Listed records:
____________________
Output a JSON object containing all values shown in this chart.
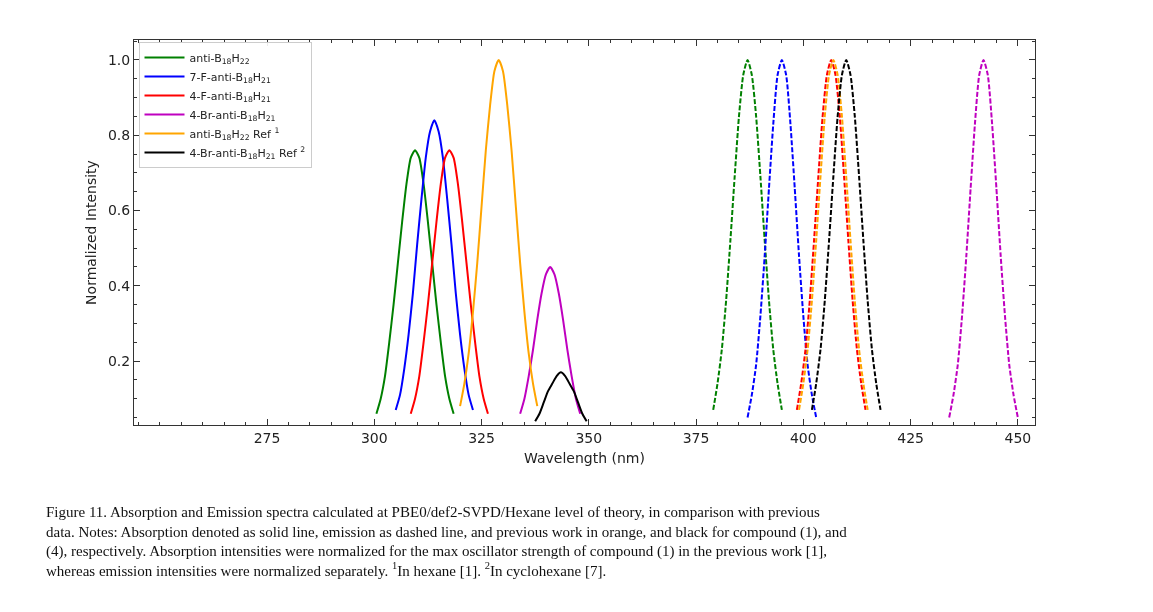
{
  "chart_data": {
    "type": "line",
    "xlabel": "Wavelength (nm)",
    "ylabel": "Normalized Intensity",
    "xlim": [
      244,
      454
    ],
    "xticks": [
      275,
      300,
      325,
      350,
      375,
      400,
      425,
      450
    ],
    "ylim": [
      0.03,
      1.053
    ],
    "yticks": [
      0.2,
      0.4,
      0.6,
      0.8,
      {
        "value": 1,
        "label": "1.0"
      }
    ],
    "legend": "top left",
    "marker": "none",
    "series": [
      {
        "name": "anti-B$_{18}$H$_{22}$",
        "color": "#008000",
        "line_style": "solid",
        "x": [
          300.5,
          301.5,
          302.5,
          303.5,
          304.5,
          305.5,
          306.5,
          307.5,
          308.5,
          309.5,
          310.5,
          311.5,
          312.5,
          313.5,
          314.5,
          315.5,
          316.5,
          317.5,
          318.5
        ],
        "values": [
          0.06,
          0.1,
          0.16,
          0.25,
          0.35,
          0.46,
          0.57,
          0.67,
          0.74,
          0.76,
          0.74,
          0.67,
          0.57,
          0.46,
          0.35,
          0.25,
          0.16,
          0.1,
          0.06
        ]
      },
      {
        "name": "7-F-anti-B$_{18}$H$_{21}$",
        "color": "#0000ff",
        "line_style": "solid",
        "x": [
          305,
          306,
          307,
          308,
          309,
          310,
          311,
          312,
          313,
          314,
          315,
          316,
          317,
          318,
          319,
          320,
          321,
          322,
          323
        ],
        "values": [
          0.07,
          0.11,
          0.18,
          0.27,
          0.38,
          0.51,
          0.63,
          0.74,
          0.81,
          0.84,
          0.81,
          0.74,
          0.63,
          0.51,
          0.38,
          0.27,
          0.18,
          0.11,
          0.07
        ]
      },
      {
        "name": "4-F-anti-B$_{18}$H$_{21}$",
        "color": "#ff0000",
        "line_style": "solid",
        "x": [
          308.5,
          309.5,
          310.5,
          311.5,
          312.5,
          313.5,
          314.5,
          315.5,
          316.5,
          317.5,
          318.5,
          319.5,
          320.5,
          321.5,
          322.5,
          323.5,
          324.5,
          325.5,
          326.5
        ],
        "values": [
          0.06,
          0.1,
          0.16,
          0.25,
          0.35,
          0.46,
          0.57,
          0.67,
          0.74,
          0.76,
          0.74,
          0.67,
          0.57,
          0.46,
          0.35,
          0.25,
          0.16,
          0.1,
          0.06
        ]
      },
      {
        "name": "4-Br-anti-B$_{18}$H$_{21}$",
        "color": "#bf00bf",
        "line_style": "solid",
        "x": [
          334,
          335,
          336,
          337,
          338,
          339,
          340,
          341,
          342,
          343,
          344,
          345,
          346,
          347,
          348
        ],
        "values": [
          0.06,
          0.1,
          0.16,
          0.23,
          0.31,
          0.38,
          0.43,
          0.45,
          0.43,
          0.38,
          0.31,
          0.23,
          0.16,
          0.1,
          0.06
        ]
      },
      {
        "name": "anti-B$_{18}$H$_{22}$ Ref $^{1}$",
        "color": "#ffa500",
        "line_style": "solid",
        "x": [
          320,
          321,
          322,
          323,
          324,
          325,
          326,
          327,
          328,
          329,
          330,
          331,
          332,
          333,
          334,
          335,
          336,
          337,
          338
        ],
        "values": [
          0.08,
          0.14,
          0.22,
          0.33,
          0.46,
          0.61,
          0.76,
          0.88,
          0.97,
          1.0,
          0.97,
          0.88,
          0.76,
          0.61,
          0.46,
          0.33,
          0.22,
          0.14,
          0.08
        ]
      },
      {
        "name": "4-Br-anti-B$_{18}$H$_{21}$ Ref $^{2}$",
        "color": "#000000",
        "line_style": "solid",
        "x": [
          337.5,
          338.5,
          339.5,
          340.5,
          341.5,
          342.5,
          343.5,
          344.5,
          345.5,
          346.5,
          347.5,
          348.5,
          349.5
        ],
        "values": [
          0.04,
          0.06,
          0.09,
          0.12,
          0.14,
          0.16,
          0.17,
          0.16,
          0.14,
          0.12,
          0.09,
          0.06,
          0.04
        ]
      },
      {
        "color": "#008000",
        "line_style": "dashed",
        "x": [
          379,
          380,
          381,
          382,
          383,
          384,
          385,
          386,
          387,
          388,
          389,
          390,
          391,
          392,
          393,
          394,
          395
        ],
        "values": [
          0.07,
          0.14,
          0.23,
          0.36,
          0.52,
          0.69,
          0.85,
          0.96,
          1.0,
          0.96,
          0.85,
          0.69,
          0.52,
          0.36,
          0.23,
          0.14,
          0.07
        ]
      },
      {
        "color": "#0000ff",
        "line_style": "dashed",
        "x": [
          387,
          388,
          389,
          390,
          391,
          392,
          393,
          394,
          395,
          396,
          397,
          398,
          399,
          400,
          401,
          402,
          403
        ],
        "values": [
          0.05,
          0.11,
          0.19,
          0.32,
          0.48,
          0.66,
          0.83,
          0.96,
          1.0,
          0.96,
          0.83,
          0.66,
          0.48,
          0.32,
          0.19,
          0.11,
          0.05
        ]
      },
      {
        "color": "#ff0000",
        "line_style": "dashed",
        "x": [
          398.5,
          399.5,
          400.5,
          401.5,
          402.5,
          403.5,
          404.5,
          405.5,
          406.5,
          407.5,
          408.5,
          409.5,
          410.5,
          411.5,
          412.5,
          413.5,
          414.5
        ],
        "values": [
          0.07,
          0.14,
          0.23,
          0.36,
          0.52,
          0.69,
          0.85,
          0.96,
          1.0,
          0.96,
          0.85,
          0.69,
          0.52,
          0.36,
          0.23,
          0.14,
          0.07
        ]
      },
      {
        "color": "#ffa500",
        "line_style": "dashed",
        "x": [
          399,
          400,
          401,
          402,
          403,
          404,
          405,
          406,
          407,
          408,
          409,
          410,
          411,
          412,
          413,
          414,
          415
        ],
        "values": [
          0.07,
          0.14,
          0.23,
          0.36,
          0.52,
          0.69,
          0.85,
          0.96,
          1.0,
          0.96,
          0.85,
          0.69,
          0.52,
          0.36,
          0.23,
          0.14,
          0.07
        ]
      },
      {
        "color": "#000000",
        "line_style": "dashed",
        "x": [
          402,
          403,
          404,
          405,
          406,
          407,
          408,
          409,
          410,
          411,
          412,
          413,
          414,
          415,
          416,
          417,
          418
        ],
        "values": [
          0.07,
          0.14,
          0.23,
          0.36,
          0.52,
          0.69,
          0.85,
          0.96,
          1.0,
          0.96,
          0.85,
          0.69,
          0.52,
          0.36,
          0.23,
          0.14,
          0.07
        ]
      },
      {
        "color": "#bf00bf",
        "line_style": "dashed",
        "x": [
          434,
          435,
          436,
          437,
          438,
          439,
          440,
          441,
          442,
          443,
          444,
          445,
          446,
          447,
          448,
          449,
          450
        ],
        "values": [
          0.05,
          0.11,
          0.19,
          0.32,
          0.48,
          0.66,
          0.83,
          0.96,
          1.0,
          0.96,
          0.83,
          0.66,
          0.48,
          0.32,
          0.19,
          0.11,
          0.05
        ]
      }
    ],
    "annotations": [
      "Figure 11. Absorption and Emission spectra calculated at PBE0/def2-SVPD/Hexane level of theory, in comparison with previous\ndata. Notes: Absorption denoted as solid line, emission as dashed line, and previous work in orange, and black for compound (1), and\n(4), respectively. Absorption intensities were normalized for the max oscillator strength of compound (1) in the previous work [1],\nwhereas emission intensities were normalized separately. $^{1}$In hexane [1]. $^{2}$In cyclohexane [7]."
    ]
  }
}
____________________
Directions: Pick out every line above that holds the word "name" and copy it.

Task solution:
        "name": "anti-B$_{18}$H$_{22}$",
        "name": "7-F-anti-B$_{18}$H$_{21}$",
        "name": "4-F-anti-B$_{18}$H$_{21}$",
        "name": "4-Br-anti-B$_{18}$H$_{21}$",
        "name": "anti-B$_{18}$H$_{22}$ Ref $^{1}$",
        "name": "4-Br-anti-B$_{18}$H$_{21}$ Ref $^{2}$",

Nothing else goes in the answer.